> Short task: Every line that holds "Hony" should be shown.

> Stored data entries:
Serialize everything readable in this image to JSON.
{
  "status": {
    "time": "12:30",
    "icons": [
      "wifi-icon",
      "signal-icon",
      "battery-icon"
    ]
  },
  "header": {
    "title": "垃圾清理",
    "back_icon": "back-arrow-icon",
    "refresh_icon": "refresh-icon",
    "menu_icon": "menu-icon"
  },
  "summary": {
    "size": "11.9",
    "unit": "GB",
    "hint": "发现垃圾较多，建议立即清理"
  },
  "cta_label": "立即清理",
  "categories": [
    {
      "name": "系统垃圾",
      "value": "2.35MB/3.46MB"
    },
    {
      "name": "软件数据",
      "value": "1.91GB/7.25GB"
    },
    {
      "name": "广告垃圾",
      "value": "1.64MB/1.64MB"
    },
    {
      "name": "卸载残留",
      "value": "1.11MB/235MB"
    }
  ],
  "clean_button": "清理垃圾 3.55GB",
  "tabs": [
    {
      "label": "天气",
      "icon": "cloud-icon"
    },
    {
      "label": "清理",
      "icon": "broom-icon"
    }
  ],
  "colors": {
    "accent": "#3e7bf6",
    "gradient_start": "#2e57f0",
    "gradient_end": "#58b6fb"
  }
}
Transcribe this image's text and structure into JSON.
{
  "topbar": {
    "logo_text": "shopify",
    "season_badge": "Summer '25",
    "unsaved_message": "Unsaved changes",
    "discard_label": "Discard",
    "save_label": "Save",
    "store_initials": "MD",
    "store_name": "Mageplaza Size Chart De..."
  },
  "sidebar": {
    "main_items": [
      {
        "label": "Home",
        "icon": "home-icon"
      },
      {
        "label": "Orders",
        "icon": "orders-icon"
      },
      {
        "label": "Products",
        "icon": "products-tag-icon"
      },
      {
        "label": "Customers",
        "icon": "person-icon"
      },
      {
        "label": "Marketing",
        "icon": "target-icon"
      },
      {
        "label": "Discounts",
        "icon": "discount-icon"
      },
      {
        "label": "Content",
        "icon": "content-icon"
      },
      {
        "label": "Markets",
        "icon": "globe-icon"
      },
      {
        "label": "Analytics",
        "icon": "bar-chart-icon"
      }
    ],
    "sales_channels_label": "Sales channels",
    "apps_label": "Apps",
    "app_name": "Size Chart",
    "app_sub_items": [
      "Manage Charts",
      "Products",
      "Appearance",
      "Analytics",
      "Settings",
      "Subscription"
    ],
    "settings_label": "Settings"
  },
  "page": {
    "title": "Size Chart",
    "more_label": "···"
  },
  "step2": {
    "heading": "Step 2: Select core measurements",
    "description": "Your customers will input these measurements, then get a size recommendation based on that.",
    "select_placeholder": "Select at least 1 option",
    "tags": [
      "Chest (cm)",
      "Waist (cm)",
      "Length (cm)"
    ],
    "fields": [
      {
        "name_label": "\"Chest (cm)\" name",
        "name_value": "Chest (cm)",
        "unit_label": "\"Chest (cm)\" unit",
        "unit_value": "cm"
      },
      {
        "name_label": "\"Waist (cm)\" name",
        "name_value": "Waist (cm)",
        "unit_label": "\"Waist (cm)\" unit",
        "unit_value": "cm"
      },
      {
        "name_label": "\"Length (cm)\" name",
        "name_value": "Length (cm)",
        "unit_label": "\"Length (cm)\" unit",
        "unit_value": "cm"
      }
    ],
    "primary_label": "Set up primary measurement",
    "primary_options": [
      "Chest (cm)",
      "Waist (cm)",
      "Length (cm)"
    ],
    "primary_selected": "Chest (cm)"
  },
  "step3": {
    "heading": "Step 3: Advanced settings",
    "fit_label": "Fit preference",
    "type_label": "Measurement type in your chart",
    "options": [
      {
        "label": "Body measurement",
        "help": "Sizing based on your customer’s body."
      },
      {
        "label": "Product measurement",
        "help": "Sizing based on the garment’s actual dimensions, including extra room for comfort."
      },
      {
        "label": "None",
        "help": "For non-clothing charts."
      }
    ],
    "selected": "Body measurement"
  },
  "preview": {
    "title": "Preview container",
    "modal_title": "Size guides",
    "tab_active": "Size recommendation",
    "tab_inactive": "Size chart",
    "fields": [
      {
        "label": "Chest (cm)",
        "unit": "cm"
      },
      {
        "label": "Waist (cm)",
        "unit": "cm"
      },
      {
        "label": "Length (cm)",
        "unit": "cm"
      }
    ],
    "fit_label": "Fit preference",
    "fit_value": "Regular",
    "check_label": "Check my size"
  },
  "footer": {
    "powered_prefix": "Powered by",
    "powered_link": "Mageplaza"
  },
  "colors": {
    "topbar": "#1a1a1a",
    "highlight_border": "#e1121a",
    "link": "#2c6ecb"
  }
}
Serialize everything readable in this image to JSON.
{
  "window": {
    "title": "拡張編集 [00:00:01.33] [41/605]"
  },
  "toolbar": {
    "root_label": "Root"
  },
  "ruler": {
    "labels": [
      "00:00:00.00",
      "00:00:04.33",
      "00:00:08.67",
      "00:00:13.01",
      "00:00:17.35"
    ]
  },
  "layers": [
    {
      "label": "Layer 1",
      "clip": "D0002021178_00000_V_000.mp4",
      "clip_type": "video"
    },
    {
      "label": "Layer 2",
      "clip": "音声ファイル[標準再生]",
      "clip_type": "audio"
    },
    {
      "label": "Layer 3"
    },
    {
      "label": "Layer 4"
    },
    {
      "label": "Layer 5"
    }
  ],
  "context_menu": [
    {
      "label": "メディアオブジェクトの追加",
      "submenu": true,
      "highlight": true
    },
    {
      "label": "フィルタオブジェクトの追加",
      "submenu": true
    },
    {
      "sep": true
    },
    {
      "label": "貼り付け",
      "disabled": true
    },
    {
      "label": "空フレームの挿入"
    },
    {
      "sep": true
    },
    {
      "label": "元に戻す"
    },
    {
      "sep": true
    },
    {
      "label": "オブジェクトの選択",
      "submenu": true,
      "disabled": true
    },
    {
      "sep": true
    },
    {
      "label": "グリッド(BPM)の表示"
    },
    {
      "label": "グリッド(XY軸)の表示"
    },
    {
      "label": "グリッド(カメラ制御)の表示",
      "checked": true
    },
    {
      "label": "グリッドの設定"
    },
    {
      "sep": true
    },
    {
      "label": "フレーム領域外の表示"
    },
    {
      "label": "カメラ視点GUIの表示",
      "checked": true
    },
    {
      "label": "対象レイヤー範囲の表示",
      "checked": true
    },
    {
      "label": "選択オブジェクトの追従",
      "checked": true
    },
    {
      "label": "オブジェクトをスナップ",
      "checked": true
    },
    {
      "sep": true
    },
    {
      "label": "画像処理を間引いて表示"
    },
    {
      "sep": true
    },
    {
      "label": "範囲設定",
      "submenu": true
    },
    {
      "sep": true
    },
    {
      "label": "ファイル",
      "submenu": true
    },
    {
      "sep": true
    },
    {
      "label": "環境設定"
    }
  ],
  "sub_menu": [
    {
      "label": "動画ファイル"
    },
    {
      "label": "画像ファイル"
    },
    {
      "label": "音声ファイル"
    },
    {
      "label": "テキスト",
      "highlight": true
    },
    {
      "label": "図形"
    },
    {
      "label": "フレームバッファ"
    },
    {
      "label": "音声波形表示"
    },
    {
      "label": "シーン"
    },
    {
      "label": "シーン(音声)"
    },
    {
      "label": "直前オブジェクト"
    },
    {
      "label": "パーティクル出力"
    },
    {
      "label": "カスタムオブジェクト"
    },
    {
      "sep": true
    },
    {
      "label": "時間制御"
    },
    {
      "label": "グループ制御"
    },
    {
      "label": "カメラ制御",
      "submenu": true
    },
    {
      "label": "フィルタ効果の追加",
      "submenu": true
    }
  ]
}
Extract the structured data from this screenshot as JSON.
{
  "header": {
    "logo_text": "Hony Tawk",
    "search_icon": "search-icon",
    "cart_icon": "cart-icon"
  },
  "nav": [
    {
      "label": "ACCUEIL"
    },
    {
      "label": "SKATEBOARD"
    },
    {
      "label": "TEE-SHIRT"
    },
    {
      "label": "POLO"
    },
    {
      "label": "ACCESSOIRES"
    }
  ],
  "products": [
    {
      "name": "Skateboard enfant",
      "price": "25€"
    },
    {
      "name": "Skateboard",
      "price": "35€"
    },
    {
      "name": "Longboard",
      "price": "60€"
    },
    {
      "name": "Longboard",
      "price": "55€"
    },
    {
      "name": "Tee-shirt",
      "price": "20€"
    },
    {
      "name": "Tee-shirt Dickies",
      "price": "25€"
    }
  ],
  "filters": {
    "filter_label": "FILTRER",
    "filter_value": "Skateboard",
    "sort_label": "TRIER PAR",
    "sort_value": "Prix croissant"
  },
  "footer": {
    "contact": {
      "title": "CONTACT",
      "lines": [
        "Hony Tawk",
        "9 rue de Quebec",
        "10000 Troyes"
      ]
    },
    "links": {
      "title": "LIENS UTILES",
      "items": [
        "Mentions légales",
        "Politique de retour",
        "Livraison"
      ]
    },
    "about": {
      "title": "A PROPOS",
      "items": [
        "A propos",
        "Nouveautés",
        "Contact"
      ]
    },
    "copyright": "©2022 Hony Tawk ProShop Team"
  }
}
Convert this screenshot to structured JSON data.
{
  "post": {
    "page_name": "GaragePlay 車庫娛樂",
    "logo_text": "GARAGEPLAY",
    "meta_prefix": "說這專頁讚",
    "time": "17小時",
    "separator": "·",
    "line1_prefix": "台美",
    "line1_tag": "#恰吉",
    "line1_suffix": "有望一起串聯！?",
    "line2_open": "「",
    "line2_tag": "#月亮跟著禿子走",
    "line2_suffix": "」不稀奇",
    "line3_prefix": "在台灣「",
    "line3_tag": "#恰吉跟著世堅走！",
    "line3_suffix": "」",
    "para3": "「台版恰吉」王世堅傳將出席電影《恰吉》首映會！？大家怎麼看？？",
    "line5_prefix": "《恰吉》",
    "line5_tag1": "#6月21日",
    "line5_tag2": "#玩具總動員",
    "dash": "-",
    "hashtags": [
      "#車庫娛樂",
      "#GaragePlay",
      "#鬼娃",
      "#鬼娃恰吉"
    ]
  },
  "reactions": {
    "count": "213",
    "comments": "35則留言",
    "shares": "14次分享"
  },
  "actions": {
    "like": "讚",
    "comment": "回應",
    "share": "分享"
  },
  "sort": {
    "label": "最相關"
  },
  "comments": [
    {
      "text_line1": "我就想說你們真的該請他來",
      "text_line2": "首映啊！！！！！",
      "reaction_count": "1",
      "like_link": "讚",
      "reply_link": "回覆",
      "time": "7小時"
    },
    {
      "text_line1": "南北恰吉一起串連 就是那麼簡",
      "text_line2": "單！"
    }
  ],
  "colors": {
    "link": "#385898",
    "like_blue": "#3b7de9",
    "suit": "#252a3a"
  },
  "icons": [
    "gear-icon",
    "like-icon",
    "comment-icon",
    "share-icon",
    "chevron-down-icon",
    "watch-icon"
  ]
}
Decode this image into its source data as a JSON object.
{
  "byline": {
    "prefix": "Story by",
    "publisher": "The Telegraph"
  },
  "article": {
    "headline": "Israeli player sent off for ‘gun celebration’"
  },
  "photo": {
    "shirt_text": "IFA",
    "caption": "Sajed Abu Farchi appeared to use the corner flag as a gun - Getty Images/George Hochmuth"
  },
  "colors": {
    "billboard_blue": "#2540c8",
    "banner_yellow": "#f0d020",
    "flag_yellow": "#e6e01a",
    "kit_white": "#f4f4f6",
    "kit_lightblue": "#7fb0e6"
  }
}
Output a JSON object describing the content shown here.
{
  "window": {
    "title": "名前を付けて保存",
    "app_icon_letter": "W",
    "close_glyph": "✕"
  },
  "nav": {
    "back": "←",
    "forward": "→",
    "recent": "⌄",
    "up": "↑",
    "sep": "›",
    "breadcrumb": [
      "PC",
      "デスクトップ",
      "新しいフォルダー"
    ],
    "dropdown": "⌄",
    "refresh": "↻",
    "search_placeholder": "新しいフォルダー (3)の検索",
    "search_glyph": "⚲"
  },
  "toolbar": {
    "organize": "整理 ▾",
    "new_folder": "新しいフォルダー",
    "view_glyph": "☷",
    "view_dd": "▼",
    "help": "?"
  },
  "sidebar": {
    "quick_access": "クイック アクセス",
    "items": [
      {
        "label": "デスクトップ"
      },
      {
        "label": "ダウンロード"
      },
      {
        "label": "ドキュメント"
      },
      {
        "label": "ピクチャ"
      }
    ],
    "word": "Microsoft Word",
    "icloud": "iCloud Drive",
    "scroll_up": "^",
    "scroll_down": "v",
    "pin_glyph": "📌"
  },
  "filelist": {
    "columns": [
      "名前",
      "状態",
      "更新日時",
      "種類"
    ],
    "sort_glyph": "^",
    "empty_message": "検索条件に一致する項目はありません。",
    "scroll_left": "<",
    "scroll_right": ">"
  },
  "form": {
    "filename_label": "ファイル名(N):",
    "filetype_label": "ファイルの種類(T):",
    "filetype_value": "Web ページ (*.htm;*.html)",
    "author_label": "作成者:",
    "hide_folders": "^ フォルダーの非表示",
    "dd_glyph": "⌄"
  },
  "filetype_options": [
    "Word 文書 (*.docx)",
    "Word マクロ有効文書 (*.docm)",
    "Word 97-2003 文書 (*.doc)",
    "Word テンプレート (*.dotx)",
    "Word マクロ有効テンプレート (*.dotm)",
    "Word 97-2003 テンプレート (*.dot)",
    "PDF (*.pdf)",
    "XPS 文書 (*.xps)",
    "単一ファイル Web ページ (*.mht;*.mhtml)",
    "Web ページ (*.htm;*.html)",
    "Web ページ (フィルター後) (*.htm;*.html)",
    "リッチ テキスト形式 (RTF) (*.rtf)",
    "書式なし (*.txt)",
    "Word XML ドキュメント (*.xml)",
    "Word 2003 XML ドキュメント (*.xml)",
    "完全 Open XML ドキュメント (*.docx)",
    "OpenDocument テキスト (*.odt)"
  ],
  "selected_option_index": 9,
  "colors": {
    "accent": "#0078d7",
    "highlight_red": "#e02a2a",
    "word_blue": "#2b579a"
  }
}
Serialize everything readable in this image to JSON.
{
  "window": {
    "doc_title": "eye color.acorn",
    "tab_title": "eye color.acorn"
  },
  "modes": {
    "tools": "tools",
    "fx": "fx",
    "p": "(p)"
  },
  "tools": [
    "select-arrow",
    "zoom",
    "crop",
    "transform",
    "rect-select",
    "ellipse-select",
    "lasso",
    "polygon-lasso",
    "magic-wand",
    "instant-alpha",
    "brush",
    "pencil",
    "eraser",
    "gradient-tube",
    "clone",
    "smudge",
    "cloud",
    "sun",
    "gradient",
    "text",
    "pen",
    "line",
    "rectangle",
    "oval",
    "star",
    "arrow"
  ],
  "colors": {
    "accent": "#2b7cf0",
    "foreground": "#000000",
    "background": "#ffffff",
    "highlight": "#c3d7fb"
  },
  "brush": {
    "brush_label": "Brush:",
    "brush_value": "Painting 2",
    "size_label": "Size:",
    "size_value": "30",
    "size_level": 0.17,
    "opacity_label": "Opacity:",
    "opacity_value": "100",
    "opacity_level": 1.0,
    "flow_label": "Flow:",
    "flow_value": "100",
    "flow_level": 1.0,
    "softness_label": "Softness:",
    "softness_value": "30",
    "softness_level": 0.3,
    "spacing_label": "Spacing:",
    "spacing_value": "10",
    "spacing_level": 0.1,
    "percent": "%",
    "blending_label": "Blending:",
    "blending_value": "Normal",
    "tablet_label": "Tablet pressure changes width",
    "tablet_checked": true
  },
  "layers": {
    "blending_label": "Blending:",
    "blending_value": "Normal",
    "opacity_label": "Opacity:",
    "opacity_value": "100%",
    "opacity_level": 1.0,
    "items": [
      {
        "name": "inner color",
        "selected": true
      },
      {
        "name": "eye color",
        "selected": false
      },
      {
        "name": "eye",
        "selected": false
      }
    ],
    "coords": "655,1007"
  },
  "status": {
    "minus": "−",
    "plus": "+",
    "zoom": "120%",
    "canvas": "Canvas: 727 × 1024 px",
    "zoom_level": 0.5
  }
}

> The response:
    "logo_text": "Hony Tawk",
        "Hony Tawk",
    "copyright": "©2022 Hony Tawk ProShop Team"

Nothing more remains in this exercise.